* Short task
Below are some entries. Copy each line that holds the string "garder".

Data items
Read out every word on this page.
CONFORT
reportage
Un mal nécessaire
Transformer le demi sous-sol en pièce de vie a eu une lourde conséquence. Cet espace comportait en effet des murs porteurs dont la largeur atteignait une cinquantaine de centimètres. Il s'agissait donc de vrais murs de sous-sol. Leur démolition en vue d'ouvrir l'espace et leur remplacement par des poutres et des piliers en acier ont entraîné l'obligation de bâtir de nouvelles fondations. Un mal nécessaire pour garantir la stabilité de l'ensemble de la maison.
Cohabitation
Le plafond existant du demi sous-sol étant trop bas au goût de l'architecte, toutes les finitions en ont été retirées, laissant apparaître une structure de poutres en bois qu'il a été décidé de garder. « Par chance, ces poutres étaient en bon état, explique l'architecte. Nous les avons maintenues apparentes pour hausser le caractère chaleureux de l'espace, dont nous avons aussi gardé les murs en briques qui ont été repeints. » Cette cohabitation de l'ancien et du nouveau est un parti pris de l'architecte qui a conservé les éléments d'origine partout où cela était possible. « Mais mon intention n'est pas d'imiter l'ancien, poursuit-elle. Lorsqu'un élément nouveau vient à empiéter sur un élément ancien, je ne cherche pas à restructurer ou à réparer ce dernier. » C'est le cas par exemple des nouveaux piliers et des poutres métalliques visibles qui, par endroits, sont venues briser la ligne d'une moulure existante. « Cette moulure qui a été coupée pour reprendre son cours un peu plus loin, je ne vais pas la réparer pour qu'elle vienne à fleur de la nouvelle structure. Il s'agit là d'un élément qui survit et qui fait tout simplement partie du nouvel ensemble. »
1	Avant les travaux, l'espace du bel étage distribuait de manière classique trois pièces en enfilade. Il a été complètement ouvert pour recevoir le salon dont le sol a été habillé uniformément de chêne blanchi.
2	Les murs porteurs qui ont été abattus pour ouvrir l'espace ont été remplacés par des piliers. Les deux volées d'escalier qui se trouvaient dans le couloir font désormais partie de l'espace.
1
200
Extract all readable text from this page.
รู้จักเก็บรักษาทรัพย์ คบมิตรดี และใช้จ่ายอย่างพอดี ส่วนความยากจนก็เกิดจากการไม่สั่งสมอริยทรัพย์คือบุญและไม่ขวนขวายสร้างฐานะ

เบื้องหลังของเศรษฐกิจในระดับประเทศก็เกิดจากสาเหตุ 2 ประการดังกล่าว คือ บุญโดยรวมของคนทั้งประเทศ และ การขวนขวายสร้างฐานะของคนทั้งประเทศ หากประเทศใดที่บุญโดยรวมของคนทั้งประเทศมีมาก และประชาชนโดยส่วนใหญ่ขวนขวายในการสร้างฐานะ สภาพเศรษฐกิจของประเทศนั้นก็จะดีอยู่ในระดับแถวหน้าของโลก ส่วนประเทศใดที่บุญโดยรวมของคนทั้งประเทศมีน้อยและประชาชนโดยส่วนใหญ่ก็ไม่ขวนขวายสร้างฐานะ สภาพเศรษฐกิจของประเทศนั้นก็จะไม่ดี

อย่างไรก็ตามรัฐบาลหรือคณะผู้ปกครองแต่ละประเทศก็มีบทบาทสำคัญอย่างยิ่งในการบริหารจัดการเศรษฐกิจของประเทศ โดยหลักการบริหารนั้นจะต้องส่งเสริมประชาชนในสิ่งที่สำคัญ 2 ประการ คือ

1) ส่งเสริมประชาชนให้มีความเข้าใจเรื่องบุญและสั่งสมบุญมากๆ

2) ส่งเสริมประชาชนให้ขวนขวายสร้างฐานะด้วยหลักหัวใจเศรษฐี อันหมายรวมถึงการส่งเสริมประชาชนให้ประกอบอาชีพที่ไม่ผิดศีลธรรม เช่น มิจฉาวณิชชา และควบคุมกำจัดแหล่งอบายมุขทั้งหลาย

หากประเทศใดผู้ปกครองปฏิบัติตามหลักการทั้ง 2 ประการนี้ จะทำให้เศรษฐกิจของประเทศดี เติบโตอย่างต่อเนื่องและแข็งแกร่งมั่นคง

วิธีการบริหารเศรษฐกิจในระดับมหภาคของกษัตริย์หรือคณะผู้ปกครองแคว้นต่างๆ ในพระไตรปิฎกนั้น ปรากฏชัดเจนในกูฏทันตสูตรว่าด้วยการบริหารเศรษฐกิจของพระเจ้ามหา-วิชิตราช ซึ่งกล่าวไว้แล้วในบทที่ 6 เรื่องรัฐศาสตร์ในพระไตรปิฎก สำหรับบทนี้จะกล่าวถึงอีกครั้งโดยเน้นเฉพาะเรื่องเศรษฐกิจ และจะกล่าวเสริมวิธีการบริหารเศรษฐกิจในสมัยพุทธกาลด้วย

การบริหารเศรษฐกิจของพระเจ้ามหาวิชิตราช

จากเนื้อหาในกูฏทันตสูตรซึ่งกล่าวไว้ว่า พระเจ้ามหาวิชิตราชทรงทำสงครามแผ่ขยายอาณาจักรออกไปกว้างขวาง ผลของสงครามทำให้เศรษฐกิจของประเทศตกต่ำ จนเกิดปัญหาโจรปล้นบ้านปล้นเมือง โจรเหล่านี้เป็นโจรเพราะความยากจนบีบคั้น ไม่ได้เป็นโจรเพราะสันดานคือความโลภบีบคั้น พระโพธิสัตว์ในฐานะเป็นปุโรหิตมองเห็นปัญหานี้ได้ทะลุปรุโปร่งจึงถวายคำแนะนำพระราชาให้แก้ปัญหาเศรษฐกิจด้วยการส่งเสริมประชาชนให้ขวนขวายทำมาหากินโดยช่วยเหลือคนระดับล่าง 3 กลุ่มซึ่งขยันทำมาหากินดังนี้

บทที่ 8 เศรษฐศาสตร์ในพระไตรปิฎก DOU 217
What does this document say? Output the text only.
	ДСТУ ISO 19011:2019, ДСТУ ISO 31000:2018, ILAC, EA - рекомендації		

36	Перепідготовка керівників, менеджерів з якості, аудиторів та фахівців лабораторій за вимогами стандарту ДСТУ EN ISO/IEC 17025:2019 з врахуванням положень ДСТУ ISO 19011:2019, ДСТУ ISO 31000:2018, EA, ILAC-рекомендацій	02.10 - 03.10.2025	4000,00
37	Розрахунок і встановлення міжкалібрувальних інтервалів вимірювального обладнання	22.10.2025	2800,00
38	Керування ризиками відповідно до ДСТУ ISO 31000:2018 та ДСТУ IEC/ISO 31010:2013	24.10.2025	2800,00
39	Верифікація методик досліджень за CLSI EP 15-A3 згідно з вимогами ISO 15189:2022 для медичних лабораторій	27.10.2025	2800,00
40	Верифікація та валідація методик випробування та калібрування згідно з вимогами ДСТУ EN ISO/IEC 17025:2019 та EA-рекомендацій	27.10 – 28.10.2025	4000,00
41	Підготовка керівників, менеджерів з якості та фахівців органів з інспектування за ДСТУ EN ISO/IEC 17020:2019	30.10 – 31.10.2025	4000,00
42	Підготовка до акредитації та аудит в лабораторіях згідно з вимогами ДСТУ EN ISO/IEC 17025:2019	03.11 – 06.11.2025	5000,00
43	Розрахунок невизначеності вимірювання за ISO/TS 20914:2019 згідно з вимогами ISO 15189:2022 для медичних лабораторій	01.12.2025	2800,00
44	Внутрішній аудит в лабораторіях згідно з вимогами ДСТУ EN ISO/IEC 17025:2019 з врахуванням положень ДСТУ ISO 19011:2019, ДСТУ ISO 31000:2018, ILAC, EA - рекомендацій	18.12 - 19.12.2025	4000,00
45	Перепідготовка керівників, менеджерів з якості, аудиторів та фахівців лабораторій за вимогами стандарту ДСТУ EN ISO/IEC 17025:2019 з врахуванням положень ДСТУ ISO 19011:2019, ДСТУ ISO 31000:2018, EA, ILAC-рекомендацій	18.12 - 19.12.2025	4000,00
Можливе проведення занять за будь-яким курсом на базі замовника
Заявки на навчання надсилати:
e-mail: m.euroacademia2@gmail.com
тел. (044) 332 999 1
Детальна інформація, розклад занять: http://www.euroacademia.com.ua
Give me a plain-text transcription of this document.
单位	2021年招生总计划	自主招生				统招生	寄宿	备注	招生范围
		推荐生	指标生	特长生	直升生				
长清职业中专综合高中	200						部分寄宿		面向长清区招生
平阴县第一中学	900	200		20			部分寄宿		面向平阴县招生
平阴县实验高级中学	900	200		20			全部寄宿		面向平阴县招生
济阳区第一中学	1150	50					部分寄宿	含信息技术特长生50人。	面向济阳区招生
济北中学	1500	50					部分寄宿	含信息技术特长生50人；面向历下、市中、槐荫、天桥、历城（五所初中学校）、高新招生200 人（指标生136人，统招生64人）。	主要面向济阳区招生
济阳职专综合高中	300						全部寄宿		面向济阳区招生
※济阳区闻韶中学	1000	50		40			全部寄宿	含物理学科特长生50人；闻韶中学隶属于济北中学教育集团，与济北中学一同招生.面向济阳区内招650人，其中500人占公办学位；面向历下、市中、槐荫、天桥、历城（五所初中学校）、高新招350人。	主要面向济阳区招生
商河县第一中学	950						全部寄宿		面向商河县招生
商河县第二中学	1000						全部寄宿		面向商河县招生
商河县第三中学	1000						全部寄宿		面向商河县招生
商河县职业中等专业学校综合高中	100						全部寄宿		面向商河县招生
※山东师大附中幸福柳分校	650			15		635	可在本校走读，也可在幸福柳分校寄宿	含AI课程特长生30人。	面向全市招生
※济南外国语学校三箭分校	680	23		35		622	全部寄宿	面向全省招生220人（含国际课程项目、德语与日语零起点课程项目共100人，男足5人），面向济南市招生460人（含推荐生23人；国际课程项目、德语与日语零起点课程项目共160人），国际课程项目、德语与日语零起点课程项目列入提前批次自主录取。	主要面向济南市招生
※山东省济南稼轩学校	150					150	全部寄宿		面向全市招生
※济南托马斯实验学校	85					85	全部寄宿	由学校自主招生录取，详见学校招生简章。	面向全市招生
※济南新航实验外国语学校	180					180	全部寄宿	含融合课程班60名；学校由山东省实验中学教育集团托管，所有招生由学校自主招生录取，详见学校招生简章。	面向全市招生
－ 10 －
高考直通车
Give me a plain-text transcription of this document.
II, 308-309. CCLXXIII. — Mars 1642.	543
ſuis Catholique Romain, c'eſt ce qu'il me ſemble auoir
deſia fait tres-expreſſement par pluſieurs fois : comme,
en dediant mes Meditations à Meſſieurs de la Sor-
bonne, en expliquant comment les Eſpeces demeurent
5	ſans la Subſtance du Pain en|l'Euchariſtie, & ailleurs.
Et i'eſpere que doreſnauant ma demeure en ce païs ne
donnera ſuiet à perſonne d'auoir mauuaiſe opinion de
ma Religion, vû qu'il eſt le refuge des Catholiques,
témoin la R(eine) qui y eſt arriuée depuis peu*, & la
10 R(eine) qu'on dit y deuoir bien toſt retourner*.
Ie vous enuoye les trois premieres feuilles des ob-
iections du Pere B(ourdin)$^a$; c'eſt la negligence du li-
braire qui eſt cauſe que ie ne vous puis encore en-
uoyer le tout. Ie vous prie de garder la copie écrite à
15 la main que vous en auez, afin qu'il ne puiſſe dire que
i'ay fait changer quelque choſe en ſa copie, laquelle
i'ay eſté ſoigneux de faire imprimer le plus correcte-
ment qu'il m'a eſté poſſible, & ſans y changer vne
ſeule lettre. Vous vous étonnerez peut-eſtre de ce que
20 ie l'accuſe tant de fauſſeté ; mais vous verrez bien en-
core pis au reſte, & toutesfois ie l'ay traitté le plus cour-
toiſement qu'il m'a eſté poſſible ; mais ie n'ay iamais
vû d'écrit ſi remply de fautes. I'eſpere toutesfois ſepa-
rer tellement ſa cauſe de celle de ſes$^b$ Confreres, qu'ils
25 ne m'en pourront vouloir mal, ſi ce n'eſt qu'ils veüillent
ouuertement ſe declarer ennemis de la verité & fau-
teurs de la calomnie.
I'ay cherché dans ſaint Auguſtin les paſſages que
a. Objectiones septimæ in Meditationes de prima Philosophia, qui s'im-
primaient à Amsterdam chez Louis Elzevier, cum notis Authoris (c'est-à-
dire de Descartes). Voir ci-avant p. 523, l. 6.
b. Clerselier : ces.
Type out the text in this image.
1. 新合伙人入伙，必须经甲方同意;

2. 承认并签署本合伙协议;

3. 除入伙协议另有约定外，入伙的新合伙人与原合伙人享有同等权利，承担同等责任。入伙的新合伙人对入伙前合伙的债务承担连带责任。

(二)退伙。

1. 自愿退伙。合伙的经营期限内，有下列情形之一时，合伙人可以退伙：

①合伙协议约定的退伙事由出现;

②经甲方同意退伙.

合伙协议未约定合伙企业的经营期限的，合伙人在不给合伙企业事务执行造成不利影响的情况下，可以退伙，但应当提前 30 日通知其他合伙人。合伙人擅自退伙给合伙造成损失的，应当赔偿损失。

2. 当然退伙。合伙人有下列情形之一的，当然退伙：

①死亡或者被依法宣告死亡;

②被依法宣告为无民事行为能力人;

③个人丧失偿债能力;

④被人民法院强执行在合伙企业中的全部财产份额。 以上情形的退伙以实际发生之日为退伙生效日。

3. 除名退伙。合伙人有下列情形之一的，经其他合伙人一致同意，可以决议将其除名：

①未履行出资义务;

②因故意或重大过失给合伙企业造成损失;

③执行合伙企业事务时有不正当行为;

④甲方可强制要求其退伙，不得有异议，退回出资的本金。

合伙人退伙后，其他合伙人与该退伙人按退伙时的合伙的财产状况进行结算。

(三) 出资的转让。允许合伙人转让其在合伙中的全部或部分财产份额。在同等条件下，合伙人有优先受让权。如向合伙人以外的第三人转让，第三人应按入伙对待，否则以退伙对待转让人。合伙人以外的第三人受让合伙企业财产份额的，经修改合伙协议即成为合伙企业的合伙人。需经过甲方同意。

* Solution to this exercise
Le plafond existant du demi sous-sol étant trop bas au goût de l'architecte, toutes les finitions en ont été retirées, laissant apparaître une structure de poutres en bois qu'il a été décidé de garder. « Par chance, ces poutres étaient en bon état, explique l'architecte. Nous les avons maintenues apparentes pour hausser le caractère chaleureux de l'espace, dont nous avons aussi gardé les murs en briques qui ont été repeints. » Cette cohabitation de l'ancien et du nouveau est un parti pris de l'architecte qui a conservé les éléments d'origine partout où cela était possible. « Mais mon intention n'est pas d'imiter l'ancien, poursuit-elle. Lorsqu'un élément nouveau vient à empiéter sur un élément ancien, je ne cherche pas à restructurer ou à réparer ce dernier. » C'est le cas par exemple des nouveaux piliers et des poutres métalliques visibles qui, par endroits, sont venues briser la ligne d'une moulure existante. « Cette moulure qui a été coupée pour reprendre son cours un peu plus loin, je ne vais pas la réparer pour qu'elle vienne à fleur de la nouvelle structure. Il s'agit là d'un élément qui survit et qui fait tout simplement partie du nouvel ensemble. »
uoyer le tout. Ie vous prie de garder la copie écrite à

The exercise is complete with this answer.